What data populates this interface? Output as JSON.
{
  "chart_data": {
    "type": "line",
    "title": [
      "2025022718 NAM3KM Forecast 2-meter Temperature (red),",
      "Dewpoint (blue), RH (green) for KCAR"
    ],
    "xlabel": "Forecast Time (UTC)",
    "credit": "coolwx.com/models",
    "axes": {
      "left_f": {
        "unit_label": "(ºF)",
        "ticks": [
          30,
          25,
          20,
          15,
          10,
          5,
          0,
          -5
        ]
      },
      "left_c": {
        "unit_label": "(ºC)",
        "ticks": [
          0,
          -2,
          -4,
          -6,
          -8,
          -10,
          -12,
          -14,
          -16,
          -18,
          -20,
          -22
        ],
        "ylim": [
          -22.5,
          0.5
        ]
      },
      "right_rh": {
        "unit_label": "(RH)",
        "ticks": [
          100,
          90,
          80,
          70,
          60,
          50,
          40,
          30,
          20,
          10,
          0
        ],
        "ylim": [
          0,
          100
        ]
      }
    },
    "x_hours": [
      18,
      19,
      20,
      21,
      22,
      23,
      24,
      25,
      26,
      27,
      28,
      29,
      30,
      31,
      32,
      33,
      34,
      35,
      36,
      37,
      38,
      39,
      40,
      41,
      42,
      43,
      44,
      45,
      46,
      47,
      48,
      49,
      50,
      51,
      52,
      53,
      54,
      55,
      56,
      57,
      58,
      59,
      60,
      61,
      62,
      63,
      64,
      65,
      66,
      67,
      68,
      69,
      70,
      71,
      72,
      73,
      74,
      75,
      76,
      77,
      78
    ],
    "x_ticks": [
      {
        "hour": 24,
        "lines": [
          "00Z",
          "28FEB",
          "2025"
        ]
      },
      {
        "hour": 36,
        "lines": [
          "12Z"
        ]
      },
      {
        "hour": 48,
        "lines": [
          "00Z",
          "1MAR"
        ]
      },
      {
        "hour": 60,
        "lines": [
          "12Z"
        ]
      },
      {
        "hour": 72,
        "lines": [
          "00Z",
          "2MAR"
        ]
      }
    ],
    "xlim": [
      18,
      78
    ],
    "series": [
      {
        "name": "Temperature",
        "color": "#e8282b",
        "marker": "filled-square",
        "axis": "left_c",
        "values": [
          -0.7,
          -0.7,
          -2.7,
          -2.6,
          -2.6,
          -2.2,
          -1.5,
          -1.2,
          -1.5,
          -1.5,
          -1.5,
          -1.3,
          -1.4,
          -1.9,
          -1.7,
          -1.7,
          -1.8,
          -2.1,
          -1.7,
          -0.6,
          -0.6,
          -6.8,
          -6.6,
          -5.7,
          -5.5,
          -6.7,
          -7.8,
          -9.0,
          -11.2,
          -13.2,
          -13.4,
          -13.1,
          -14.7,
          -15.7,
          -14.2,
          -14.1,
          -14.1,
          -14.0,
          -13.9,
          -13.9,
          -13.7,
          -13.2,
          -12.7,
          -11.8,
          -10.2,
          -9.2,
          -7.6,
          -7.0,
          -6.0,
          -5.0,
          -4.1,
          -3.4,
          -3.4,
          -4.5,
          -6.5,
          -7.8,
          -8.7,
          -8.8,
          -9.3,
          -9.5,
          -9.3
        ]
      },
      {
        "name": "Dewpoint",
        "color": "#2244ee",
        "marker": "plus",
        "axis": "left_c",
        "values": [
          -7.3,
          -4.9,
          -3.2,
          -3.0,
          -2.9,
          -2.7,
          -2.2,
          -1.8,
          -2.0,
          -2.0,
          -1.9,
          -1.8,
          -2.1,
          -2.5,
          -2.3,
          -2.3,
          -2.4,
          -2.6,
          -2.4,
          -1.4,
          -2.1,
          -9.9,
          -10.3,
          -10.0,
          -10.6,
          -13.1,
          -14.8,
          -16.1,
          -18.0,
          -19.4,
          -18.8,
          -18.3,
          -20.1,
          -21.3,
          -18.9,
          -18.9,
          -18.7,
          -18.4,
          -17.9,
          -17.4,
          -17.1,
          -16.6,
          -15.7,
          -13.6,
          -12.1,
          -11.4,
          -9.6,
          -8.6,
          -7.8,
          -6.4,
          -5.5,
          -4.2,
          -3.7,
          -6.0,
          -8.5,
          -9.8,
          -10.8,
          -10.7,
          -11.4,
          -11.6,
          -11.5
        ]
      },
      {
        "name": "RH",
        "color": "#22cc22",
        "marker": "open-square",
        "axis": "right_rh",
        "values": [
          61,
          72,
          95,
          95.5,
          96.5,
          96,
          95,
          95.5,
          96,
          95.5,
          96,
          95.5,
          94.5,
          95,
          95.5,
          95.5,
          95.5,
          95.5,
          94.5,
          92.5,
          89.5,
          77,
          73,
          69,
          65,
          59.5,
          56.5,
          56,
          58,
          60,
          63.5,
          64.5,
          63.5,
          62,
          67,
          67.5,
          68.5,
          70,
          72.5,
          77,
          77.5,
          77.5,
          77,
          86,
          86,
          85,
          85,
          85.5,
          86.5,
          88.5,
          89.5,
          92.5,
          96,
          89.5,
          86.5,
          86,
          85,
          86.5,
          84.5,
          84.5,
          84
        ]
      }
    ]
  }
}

[Brief] Write out the entire listing exactly.

[Exercise answer]
What data populates this interface? Output as JSON.
{
  "chart_data": {
    "type": "line",
    "title": [
      "2025022718 NAM3KM Forecast 2-meter Temperature (red),",
      "Dewpoint (blue), RH (green) for KCAR"
    ],
    "xlabel": "Forecast Time (UTC)",
    "credit": "coolwx.com/models",
    "axes": {
      "left_f": {
        "unit_label": "(ºF)",
        "ticks": [
          30,
          25,
          20,
          15,
          10,
          5,
          0,
          -5
        ]
      },
      "left_c": {
        "unit_label": "(ºC)",
        "ticks": [
          0,
          -2,
          -4,
          -6,
          -8,
          -10,
          -12,
          -14,
          -16,
          -18,
          -20,
          -22
        ],
        "ylim": [
          -22.5,
          0.5
        ]
      },
      "right_rh": {
        "unit_label": "(RH)",
        "ticks": [
          100,
          90,
          80,
          70,
          60,
          50,
          40,
          30,
          20,
          10,
          0
        ],
        "ylim": [
          0,
          100
        ]
      }
    },
    "x_hours": [
      18,
      19,
      20,
      21,
      22,
      23,
      24,
      25,
      26,
      27,
      28,
      29,
      30,
      31,
      32,
      33,
      34,
      35,
      36,
      37,
      38,
      39,
      40,
      41,
      42,
      43,
      44,
      45,
      46,
      47,
      48,
      49,
      50,
      51,
      52,
      53,
      54,
      55,
      56,
      57,
      58,
      59,
      60,
      61,
      62,
      63,
      64,
      65,
      66,
      67,
      68,
      69,
      70,
      71,
      72,
      73,
      74,
      75,
      76,
      77,
      78
    ],
    "x_ticks": [
      {
        "hour": 24,
        "lines": [
          "00Z",
          "28FEB",
          "2025"
        ]
      },
      {
        "hour": 36,
        "lines": [
          "12Z"
        ]
      },
      {
        "hour": 48,
        "lines": [
          "00Z",
          "1MAR"
        ]
      },
      {
        "hour": 60,
        "lines": [
          "12Z"
        ]
      },
      {
        "hour": 72,
        "lines": [
          "00Z",
          "2MAR"
        ]
      }
    ],
    "xlim": [
      18,
      78
    ],
    "series": [
      {
        "name": "Temperature",
        "color": "#e8282b",
        "marker": "filled-square",
        "axis": "left_c",
        "values": [
          -0.7,
          -0.7,
          -2.7,
          -2.6,
          -2.6,
          -2.2,
          -1.5,
          -1.2,
          -1.5,
          -1.5,
          -1.5,
          -1.3,
          -1.4,
          -1.9,
          -1.7,
          -1.7,
          -1.8,
          -2.1,
          -1.7,
          -0.6,
          -0.6,
          -6.8,
          -6.6,
          -5.7,
          -5.5,
          -6.7,
          -7.8,
          -9.0,
          -11.2,
          -13.2,
          -13.4,
          -13.1,
          -14.7,
          -15.7,
          -14.2,
          -14.1,
          -14.1,
          -14.0,
          -13.9,
          -13.9,
          -13.7,
          -13.2,
          -12.7,
          -11.8,
          -10.2,
          -9.2,
          -7.6,
          -7.0,
          -6.0,
          -5.0,
          -4.1,
          -3.4,
          -3.4,
          -4.5,
          -6.5,
          -7.8,
          -8.7,
          -8.8,
          -9.3,
          -9.5,
          -9.3
        ]
      },
      {
        "name": "Dewpoint",
        "color": "#2244ee",
        "marker": "plus",
        "axis": "left_c",
        "values": [
          -7.3,
          -4.9,
          -3.2,
          -3.0,
          -2.9,
          -2.7,
          -2.2,
          -1.8,
          -2.0,
          -2.0,
          -1.9,
          -1.8,
          -2.1,
          -2.5,
          -2.3,
          -2.3,
          -2.4,
          -2.6,
          -2.4,
          -1.4,
          -2.1,
          -9.9,
          -10.3,
          -10.0,
          -10.6,
          -13.1,
          -14.8,
          -16.1,
          -18.0,
          -19.4,
          -18.8,
          -18.3,
          -20.1,
          -21.3,
          -18.9,
          -18.9,
          -18.7,
          -18.4,
          -17.9,
          -17.4,
          -17.1,
          -16.6,
          -15.7,
          -13.6,
          -12.1,
          -11.4,
          -9.6,
          -8.6,
          -7.8,
          -6.4,
          -5.5,
          -4.2,
          -3.7,
          -6.0,
          -8.5,
          -9.8,
          -10.8,
          -10.7,
          -11.4,
          -11.6,
          -11.5
        ]
      },
      {
        "name": "RH",
        "color": "#22cc22",
        "marker": "open-square",
        "axis": "right_rh",
        "values": [
          61,
          72,
          95,
          95.5,
          96.5,
          96,
          95,
          95.5,
          96,
          95.5,
          96,
          95.5,
          94.5,
          95,
          95.5,
          95.5,
          95.5,
          95.5,
          94.5,
          92.5,
          89.5,
          77,
          73,
          69,
          65,
          59.5,
          56.5,
          56,
          58,
          60,
          63.5,
          64.5,
          63.5,
          62,
          67,
          67.5,
          68.5,
          70,
          72.5,
          77,
          77.5,
          77.5,
          77,
          86,
          86,
          85,
          85,
          85.5,
          86.5,
          88.5,
          89.5,
          92.5,
          96,
          89.5,
          86.5,
          86,
          85,
          86.5,
          84.5,
          84.5,
          84
        ]
      }
    ]
  }
}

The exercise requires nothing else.